Excerpts from a figure dataset
________

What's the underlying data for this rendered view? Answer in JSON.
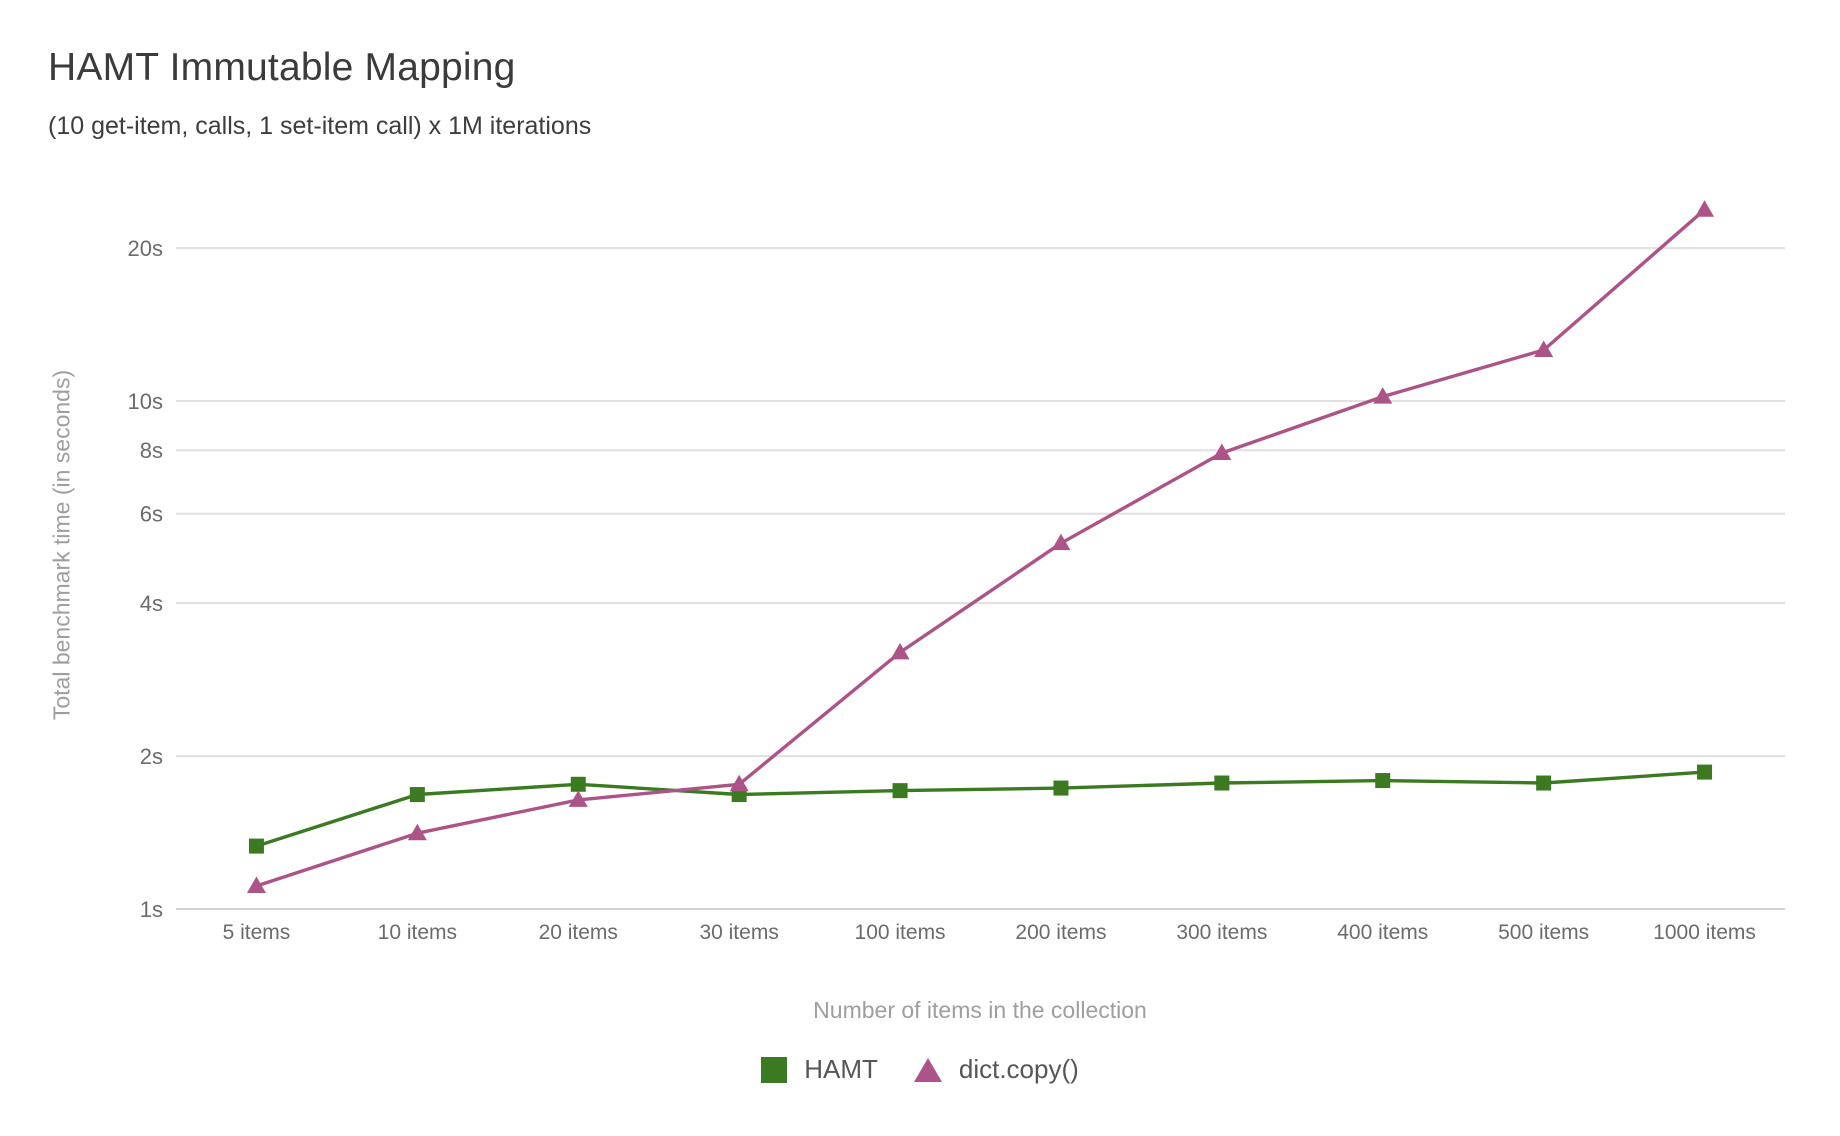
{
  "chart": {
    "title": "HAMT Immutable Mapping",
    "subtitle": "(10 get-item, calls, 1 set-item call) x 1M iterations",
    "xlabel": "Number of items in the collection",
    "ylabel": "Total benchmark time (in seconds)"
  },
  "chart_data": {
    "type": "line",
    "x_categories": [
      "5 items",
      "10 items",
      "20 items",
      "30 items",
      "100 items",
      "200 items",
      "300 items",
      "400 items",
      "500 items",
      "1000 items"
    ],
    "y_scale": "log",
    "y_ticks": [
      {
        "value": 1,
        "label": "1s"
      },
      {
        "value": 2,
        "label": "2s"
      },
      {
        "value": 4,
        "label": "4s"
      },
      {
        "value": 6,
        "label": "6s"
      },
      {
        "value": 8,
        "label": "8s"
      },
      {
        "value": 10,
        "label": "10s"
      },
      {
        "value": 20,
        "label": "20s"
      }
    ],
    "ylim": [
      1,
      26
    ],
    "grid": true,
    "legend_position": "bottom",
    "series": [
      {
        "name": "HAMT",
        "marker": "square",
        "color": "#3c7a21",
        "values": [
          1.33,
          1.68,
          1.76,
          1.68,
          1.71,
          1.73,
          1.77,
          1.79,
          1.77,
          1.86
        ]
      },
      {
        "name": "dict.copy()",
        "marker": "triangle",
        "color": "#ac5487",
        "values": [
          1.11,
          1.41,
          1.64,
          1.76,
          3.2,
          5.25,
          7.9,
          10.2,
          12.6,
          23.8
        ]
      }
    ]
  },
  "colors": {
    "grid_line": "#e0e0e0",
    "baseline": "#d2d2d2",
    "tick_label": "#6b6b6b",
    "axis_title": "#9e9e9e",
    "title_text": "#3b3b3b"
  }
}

________

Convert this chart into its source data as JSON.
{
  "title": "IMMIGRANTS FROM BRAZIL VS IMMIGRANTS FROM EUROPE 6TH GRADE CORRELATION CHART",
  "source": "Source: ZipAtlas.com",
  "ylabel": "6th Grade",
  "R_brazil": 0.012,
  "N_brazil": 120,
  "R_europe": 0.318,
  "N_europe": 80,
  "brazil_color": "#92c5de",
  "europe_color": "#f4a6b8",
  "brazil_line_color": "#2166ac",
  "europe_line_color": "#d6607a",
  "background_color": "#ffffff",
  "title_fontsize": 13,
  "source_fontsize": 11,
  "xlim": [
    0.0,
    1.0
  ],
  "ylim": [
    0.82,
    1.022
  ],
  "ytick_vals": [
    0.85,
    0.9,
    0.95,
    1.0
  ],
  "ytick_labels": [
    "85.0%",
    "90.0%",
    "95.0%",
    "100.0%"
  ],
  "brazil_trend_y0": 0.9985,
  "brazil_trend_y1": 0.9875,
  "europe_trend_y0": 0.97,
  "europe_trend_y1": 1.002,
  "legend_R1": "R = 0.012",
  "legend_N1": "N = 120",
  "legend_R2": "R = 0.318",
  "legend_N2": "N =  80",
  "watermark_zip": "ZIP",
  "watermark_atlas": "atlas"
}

________

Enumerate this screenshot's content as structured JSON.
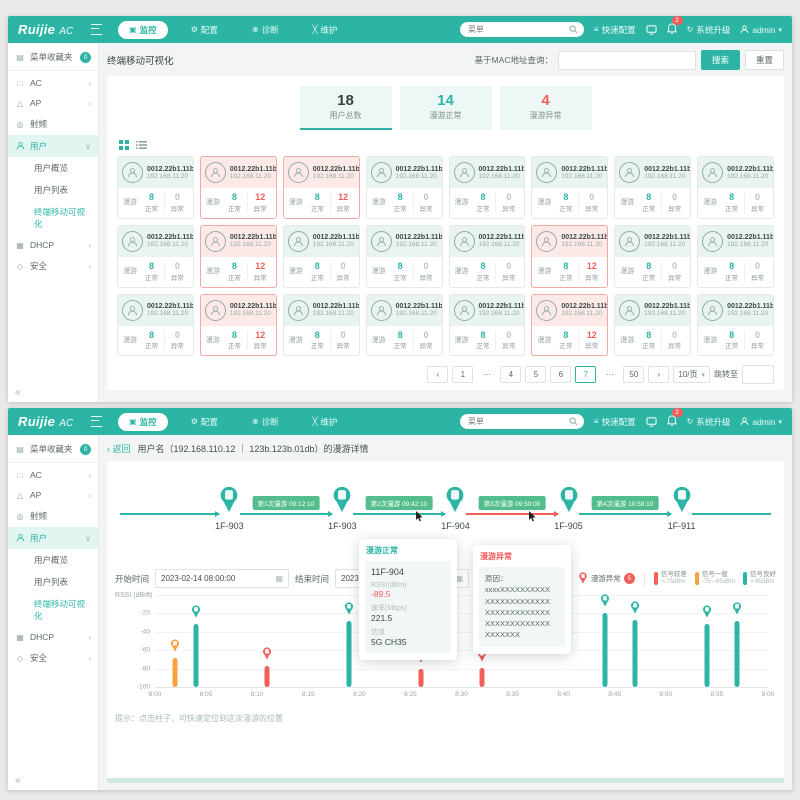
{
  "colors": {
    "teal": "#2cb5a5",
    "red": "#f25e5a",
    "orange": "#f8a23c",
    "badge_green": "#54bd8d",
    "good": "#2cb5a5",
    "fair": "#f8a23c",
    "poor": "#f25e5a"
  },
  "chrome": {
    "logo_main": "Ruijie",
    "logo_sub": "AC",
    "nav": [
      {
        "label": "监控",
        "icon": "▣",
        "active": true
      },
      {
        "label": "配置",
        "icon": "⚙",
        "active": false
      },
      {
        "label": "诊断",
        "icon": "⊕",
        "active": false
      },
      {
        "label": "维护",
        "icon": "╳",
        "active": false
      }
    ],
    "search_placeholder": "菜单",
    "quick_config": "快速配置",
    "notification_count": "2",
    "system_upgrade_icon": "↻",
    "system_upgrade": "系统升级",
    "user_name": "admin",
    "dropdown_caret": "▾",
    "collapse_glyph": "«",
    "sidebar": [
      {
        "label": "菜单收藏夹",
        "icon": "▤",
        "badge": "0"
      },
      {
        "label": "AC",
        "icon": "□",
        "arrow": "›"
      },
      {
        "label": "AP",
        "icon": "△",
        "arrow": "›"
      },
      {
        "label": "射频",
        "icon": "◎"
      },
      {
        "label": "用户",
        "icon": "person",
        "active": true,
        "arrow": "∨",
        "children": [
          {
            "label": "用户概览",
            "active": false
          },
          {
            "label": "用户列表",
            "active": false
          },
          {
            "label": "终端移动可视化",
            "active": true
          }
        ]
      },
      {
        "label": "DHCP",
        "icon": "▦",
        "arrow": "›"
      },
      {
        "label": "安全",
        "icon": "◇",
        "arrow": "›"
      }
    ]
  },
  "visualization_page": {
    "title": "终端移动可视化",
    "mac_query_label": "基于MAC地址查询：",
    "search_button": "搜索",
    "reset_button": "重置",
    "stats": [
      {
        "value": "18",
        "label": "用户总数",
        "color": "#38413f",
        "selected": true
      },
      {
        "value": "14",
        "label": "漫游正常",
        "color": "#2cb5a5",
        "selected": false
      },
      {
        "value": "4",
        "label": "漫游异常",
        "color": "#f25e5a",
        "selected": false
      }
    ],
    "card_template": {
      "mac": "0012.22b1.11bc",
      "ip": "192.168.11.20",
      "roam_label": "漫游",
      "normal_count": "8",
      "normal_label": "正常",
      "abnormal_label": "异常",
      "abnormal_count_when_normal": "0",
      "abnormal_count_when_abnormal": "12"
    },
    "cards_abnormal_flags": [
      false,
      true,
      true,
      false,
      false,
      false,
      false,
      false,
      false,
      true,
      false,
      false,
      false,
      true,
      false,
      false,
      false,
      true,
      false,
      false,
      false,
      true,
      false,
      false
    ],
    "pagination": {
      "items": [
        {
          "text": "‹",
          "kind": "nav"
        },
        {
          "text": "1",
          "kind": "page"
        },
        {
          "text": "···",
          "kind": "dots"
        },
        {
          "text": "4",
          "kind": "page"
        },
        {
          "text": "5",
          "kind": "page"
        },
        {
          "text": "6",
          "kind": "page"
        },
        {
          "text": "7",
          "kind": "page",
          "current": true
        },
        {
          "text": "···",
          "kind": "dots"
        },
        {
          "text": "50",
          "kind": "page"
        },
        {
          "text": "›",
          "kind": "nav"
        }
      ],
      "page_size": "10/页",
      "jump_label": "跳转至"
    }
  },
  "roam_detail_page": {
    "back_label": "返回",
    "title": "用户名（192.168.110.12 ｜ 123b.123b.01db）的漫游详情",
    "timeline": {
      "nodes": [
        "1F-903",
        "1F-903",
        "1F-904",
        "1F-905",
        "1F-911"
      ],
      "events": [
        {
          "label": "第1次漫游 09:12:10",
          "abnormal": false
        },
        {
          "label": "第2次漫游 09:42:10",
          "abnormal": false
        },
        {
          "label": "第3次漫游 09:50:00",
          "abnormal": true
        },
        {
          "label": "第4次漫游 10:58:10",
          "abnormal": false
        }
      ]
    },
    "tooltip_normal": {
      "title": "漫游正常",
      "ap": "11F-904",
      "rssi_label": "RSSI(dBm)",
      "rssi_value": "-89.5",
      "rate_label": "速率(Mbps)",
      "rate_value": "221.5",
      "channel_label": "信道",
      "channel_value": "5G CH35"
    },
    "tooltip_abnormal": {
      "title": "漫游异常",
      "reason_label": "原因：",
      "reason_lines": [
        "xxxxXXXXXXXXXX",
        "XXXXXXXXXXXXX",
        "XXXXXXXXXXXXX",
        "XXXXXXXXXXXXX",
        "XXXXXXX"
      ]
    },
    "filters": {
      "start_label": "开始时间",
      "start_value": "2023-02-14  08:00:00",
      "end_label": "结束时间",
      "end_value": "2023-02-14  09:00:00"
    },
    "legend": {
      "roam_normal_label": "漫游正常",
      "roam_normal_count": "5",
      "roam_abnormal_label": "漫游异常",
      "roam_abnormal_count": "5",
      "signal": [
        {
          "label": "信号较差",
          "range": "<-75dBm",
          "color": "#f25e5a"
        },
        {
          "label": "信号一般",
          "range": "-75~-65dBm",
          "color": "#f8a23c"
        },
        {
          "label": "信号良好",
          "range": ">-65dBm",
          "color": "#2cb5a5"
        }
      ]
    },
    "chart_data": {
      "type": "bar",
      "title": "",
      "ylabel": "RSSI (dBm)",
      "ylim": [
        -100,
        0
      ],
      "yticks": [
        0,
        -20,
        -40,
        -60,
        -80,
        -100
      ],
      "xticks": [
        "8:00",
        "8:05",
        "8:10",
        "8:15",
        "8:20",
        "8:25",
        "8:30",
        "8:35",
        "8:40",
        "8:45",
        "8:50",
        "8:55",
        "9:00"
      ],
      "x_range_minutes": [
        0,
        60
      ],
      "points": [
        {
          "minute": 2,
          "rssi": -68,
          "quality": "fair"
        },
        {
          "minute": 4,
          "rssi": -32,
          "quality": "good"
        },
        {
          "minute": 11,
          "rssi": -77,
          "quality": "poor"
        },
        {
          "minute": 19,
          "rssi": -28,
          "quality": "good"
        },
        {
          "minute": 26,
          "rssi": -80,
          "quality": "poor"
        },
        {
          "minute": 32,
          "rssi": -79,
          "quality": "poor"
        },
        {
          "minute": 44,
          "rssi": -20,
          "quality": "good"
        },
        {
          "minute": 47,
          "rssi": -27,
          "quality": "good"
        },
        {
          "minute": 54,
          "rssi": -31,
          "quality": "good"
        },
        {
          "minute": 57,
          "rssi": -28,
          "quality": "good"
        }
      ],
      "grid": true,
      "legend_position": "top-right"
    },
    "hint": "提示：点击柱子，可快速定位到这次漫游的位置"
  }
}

________

● **Objective**
Tally the lines of the data that hold the string "JSON". Answer with the number and nothing more.

● **The response**
3